Stored dataset items
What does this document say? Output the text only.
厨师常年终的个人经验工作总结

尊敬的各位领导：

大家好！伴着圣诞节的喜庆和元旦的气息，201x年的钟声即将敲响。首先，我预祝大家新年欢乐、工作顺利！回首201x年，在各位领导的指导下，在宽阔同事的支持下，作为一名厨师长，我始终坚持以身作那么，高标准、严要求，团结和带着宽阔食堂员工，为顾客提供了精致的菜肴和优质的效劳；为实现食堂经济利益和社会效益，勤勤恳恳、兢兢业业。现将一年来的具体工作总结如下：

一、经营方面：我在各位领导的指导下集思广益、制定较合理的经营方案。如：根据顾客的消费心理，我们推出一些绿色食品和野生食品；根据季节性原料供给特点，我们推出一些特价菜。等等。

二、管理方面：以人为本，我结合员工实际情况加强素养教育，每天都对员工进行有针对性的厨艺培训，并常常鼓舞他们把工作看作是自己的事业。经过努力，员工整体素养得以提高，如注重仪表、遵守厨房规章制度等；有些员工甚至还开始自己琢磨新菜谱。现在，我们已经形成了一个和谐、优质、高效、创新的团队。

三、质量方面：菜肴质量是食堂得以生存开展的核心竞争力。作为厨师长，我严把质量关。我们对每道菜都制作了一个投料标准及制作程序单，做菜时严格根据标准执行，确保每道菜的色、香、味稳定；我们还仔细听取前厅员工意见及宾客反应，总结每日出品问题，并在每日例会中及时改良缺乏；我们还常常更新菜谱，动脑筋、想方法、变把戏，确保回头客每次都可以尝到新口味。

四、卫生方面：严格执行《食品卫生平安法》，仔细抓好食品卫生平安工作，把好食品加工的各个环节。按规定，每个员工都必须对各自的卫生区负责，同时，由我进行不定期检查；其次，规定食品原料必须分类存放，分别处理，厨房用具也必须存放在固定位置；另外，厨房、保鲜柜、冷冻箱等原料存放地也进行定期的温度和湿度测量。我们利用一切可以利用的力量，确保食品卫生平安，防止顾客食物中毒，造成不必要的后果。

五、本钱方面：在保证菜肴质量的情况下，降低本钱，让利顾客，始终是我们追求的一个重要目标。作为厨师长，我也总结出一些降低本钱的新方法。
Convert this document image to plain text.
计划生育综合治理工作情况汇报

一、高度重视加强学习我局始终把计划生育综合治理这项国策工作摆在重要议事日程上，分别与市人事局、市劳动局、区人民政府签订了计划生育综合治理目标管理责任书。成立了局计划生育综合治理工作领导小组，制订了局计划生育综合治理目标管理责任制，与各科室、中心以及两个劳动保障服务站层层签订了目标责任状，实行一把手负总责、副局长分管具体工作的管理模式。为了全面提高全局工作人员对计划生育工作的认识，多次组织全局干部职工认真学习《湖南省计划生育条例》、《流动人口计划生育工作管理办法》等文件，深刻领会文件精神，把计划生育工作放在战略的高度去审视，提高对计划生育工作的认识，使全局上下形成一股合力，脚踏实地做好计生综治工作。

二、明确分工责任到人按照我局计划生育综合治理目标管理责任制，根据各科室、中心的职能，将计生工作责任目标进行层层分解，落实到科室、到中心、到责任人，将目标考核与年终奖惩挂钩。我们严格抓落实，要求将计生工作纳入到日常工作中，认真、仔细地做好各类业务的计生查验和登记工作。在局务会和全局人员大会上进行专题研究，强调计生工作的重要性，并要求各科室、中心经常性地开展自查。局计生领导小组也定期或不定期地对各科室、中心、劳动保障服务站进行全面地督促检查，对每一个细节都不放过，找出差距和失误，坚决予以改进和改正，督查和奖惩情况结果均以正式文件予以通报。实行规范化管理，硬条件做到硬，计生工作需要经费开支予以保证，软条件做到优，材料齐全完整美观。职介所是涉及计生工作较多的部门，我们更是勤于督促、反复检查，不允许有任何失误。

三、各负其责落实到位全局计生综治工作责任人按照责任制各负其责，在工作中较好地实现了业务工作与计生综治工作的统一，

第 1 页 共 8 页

• _What you will do_
From the listing above, copy every line that holds the string "作为厨师长".

• _Expected output_
三、质量方面：菜肴质量是食堂得以生存开展的核心竞争力。作为厨师长，我严把质量关。我们对每道菜都制作了一个投料标准及制作程序单，做菜时严格根据标准执行，确保每道菜的色、香、味稳定；我们还仔细听取前厅员工意见及宾客反应，总结每日出品问题，并在每日例会中及时改良缺乏；我们还常常更新菜谱，动脑筋、想方法、变把戏，确保回头客每次都可以尝到新口味。
五、本钱方面：在保证菜肴质量的情况下，降低本钱，让利顾客，始终是我们追求的一个重要目标。作为厨师长，我也总结出一些降低本钱的新方法。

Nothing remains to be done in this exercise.